Supplied data start

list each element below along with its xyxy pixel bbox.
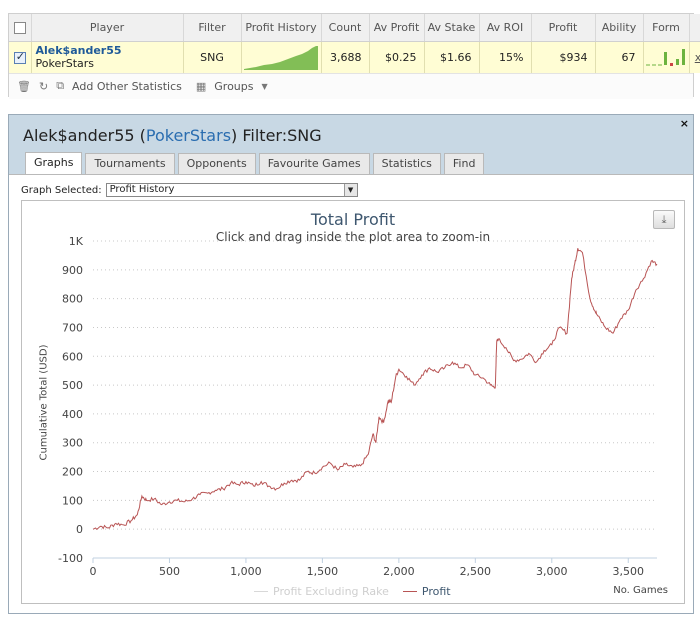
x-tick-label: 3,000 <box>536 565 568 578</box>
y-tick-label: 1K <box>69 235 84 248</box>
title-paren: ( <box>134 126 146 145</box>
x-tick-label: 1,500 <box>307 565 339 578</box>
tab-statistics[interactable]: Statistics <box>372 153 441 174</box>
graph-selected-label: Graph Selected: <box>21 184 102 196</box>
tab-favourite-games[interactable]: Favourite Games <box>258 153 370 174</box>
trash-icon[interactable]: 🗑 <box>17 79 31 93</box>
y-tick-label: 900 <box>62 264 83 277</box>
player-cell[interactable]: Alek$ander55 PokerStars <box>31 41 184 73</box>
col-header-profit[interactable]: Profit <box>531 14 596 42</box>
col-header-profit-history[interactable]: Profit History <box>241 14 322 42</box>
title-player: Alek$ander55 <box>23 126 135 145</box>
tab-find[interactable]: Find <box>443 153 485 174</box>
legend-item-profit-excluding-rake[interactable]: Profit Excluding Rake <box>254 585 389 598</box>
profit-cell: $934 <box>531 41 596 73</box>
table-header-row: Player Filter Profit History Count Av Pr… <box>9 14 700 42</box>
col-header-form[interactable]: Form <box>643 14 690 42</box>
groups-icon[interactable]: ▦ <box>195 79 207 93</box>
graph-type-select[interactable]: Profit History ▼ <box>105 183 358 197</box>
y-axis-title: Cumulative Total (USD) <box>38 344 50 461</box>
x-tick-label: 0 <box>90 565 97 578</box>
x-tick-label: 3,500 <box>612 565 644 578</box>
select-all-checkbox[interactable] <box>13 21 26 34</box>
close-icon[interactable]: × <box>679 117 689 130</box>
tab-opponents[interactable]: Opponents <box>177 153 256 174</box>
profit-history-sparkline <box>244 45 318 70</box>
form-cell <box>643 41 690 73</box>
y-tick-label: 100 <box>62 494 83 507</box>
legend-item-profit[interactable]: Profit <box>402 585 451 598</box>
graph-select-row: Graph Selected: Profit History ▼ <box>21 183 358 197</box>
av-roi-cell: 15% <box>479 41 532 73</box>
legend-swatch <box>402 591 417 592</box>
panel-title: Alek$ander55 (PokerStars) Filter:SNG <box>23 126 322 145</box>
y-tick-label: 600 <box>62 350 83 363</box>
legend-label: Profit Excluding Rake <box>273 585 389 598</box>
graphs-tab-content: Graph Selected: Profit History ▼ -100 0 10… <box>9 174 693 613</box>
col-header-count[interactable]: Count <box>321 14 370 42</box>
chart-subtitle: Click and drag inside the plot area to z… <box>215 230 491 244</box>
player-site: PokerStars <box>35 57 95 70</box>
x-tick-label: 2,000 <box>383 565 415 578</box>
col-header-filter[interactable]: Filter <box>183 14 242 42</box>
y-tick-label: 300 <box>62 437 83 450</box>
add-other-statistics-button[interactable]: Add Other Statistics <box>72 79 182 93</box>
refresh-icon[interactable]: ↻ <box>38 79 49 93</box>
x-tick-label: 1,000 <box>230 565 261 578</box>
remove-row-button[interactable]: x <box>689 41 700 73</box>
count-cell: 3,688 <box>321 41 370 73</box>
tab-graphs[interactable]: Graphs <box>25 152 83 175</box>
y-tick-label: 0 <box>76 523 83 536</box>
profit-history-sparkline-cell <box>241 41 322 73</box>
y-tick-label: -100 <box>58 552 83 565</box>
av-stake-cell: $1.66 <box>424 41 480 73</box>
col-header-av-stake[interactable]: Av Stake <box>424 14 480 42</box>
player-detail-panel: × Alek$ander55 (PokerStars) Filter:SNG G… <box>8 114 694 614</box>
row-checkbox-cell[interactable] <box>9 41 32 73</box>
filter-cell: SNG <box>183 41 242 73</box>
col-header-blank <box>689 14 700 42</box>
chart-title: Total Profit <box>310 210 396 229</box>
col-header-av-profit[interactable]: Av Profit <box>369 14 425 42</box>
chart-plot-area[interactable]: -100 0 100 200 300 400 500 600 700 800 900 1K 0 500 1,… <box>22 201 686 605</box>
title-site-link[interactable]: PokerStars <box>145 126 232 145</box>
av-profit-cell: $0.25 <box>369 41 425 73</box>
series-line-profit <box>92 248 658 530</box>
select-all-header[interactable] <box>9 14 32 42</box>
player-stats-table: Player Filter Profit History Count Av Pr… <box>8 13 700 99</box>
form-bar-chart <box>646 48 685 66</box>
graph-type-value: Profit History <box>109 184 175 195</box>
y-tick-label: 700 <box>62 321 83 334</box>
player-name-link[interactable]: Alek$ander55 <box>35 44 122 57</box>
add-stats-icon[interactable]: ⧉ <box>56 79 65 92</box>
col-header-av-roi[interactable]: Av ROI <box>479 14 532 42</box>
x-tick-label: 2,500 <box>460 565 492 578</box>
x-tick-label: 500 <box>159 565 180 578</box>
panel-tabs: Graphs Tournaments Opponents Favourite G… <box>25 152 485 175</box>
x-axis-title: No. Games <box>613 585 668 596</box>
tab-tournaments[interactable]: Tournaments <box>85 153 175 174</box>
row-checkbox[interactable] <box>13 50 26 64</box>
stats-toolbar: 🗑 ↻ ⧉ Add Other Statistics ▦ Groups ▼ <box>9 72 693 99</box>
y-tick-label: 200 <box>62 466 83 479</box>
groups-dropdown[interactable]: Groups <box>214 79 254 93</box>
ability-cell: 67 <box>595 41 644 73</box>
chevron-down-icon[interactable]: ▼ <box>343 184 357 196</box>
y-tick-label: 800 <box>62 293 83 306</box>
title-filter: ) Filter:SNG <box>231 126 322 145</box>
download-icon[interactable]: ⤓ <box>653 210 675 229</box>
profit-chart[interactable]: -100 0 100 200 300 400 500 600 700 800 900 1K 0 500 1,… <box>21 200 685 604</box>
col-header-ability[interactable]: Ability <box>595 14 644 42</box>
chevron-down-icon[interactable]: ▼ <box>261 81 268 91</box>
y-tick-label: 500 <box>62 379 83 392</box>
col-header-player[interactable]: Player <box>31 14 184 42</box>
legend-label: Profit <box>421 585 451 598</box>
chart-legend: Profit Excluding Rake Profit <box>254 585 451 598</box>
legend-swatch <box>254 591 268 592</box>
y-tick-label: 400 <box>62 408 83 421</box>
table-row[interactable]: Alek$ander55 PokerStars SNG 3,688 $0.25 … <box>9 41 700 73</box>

Supplied data end
Supplied data start

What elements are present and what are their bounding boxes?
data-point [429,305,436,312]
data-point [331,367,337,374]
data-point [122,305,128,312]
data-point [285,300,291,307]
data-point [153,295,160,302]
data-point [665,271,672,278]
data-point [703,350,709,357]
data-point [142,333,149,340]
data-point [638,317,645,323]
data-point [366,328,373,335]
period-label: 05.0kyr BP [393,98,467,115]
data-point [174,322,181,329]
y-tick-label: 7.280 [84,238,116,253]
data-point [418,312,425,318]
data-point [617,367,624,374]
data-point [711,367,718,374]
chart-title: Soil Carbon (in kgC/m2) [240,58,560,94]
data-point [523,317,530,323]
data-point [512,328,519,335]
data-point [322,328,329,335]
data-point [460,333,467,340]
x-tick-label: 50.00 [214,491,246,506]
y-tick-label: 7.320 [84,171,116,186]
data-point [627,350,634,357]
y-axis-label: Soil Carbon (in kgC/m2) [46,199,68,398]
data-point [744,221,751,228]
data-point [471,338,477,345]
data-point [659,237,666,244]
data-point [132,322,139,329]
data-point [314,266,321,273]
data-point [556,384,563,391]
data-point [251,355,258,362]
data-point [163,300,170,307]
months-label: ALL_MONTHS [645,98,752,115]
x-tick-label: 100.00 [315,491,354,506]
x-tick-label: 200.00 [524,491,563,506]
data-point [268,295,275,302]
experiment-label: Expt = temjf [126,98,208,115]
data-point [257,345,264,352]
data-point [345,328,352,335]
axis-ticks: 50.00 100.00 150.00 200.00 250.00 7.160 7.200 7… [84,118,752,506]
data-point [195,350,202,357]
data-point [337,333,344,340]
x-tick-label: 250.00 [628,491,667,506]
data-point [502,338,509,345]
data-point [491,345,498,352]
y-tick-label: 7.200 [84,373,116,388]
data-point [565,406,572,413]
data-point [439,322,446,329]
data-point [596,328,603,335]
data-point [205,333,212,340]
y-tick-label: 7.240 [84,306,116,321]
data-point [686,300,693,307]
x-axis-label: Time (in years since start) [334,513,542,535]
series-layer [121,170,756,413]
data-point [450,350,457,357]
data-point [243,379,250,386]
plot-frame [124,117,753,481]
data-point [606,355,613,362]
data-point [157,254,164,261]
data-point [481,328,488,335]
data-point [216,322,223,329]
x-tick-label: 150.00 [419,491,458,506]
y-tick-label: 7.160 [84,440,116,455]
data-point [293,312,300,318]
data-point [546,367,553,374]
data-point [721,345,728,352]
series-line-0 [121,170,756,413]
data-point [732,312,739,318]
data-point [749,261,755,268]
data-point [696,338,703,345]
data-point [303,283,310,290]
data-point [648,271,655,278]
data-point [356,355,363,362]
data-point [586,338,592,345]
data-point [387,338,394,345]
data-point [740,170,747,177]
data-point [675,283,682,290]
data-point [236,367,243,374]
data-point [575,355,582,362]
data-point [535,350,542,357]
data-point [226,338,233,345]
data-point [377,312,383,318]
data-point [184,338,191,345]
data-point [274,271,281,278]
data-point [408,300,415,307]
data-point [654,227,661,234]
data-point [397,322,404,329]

Supplied data end
Supplied data start

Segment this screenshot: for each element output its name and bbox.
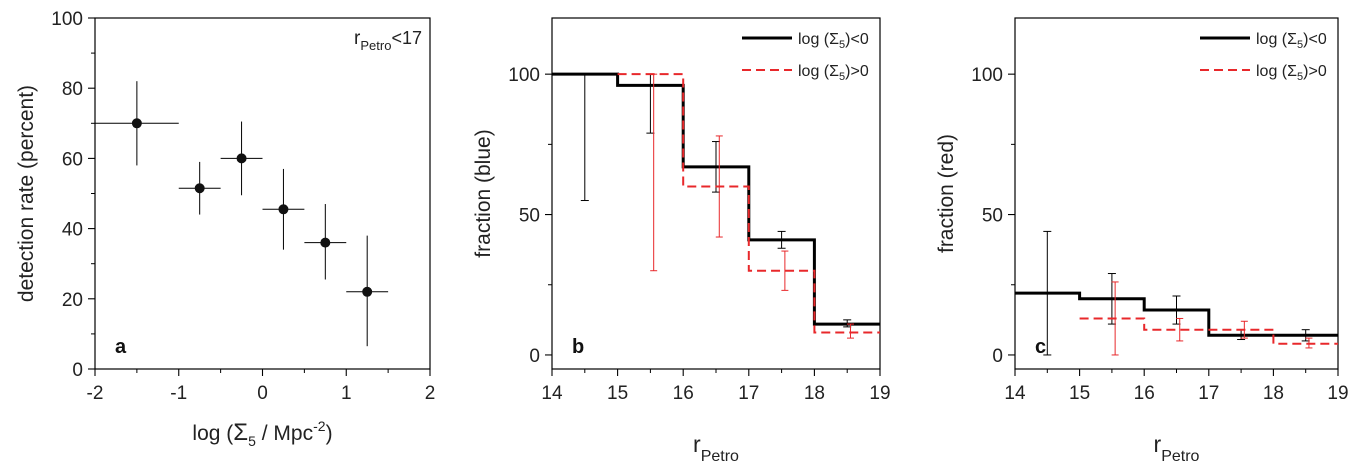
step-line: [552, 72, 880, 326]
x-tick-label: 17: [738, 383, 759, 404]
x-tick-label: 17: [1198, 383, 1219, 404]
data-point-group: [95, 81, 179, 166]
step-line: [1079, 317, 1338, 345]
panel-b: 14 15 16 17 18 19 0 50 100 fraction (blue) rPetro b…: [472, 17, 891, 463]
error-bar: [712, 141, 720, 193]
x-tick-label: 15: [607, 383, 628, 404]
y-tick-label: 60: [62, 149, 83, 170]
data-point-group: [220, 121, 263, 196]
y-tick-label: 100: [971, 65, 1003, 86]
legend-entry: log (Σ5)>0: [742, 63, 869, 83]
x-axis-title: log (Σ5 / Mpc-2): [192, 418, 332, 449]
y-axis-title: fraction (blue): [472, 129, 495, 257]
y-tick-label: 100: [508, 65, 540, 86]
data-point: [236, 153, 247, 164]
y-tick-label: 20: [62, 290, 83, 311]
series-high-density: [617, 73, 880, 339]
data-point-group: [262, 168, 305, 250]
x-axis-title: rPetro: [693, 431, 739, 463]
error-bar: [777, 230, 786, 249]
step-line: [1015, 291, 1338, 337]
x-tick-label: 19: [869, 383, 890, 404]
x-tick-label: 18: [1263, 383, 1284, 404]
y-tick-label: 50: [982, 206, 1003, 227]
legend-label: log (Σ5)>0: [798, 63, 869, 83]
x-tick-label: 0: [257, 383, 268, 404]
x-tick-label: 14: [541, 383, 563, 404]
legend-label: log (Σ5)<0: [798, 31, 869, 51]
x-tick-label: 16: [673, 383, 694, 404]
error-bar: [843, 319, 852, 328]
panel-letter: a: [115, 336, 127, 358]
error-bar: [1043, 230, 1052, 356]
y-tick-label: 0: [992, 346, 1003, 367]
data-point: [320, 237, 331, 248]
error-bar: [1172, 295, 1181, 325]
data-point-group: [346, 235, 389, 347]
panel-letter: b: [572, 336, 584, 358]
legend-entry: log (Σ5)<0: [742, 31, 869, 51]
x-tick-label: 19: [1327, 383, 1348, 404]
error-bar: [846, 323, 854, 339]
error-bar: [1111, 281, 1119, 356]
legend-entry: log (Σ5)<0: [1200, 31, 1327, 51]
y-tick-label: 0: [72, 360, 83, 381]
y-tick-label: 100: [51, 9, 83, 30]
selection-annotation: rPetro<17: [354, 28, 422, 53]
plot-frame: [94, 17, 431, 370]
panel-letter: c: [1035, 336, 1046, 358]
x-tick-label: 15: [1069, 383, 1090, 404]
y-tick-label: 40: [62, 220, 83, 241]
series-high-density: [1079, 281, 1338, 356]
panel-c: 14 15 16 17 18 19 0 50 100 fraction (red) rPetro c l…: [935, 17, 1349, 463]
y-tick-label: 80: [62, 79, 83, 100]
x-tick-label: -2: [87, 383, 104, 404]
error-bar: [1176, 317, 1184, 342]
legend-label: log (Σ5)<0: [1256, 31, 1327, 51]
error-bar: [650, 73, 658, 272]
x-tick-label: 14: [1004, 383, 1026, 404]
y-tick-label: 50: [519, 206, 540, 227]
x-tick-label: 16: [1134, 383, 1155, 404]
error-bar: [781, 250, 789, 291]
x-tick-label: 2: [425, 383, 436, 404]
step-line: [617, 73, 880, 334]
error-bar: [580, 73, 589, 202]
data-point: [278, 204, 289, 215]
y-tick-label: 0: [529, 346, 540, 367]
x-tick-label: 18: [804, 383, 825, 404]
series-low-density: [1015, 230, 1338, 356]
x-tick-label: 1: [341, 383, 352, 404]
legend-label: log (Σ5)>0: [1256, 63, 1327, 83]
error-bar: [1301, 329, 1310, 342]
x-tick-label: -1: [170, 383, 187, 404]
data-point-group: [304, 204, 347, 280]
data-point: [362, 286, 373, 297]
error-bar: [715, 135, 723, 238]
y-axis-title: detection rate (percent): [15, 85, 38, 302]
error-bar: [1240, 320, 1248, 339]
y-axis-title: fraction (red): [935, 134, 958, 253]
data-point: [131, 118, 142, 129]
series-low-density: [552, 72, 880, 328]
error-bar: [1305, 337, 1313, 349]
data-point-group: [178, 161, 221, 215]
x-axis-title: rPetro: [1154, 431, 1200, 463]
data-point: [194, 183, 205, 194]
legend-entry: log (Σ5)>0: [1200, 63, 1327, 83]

Supplied data end

Work to complete:
Update the part of the rows that opens with the line containing "step-line: [552, 72, 880, 326]" and closes with the line containing "x-tick-label: 15: [607, 383, 628, 404]": write those lines again with "error-bar" replaced by "uncertainty-bar" and nothing else changed. Give only those lines.

Solution below:
step-line: [552, 72, 880, 326]
x-tick-label: 17: [738, 383, 759, 404]
x-tick-label: 17: [1198, 383, 1219, 404]
data-point-group: [95, 81, 179, 166]
step-line: [1079, 317, 1338, 345]
panel-b: 14 15 16 17 18 19 0 50 100 fraction (blue) rPetro b…: [472, 17, 891, 463]
uncertainty-bar: [712, 141, 720, 193]
x-tick-label: 15: [607, 383, 628, 404]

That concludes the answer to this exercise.